===== Material shown =====

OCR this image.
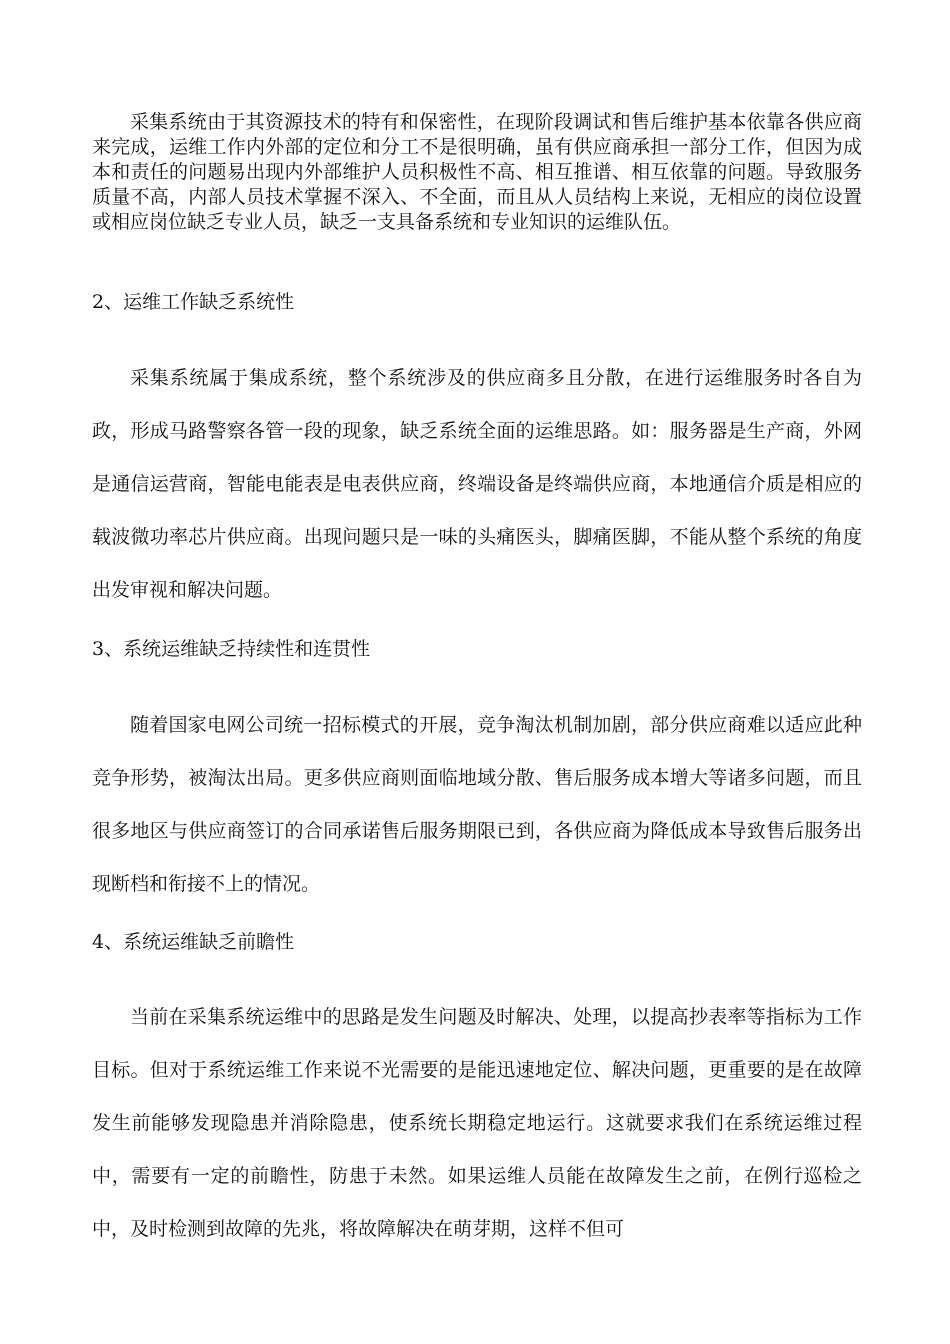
采集系统由于其资源技术的特有和保密性，在现阶段调试和售后维护基本依靠各供应商来完成，运维工作内外部的定位和分工不是很明确，虽有供应商承担一部分工作，但因为成本和责任的问题易出现内外部维护人员积极性不高、相互推谱、相互依靠的问题。导致服务质量不高，内部人员技术掌握不深入、不全面，而且从人员结构上来说，无相应的岗位设置或相应岗位缺乏专业人员，缺乏一支具备系统和专业知识的运维队伍。

2、运维工作缺乏系统性

采集系统属于集成系统，整个系统涉及的供应商多且分散，在进行运维服务时各自为政，形成马路警察各管一段的现象，缺乏系统全面的运维思路。如：服务器是生产商，外网是通信运营商，智能电能表是电表供应商，终端设备是终端供应商，本地通信介质是相应的载波微功率芯片供应商。出现问题只是一味的头痛医头，脚痛医脚，不能从整个系统的角度出发审视和解决问题。

3、系统运维缺乏持续性和连贯性

随着国家电网公司统一招标模式的开展，竞争淘汰机制加剧，部分供应商难以适应此种竞争形势，被淘汰出局。更多供应商则面临地域分散、售后服务成本增大等诸多问题，而且很多地区与供应商签订的合同承诺售后服务期限已到，各供应商为降低成本导致售后服务出现断档和衔接不上的情况。

4、系统运维缺乏前瞻性

当前在采集系统运维中的思路是发生问题及时解决、处理，以提高抄表率等指标为工作目标。但对于系统运维工作来说不光需要的是能迅速地定位、解决问题，更重要的是在故障发生前能够发现隐患并消除隐患，使系统长期稳定地运行。这就要求我们在系统运维过程中，需要有一定的前瞻性，防患于未然。如果运维人员能在故障发生之前，在例行巡检之中，及时检测到故障的先兆，将故障解决在萌芽期，这样不但可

=====

■ Objective
Transcribe each entry above exactly, apart from the pictures.

■ Task answer
OCR this image.
采集系统由于其资源技术的特有和保密性，在现阶段调试和售后维护基本依靠各供应商来完成，运维工作内外部的定位和分工不是很明确，虽有供应商承担一部分工作，但因为成本和责任的问题易出现内外部维护人员积极性不高、相互推谱、相互依靠的问题。导致服务质量不高，内部人员技术掌握不深入、不全面，而且从人员结构上来说，无相应的岗位设置或相应岗位缺乏专业人员，缺乏一支具备系统和专业知识的运维队伍。

2、运维工作缺乏系统性

采集系统属于集成系统，整个系统涉及的供应商多且分散，在进行运维服务时各自为政，形成马路警察各管一段的现象，缺乏系统全面的运维思路。如：服务器是生产商，外网是通信运营商，智能电能表是电表供应商，终端设备是终端供应商，本地通信介质是相应的载波微功率芯片供应商。出现问题只是一味的头痛医头，脚痛医脚，不能从整个系统的角度出发审视和解决问题。

3、系统运维缺乏持续性和连贯性

随着国家电网公司统一招标模式的开展，竞争淘汰机制加剧，部分供应商难以适应此种竞争形势，被淘汰出局。更多供应商则面临地域分散、售后服务成本增大等诸多问题，而且很多地区与供应商签订的合同承诺售后服务期限已到，各供应商为降低成本导致售后服务出现断档和衔接不上的情况。

4、系统运维缺乏前瞻性

当前在采集系统运维中的思路是发生问题及时解决、处理，以提高抄表率等指标为工作目标。但对于系统运维工作来说不光需要的是能迅速地定位、解决问题，更重要的是在故障发生前能够发现隐患并消除隐患，使系统长期稳定地运行。这就要求我们在系统运维过程中，需要有一定的前瞻性，防患于未然。如果运维人员能在故障发生之前，在例行巡检之中，及时检测到故障的先兆，将故障解决在萌芽期，这样不但可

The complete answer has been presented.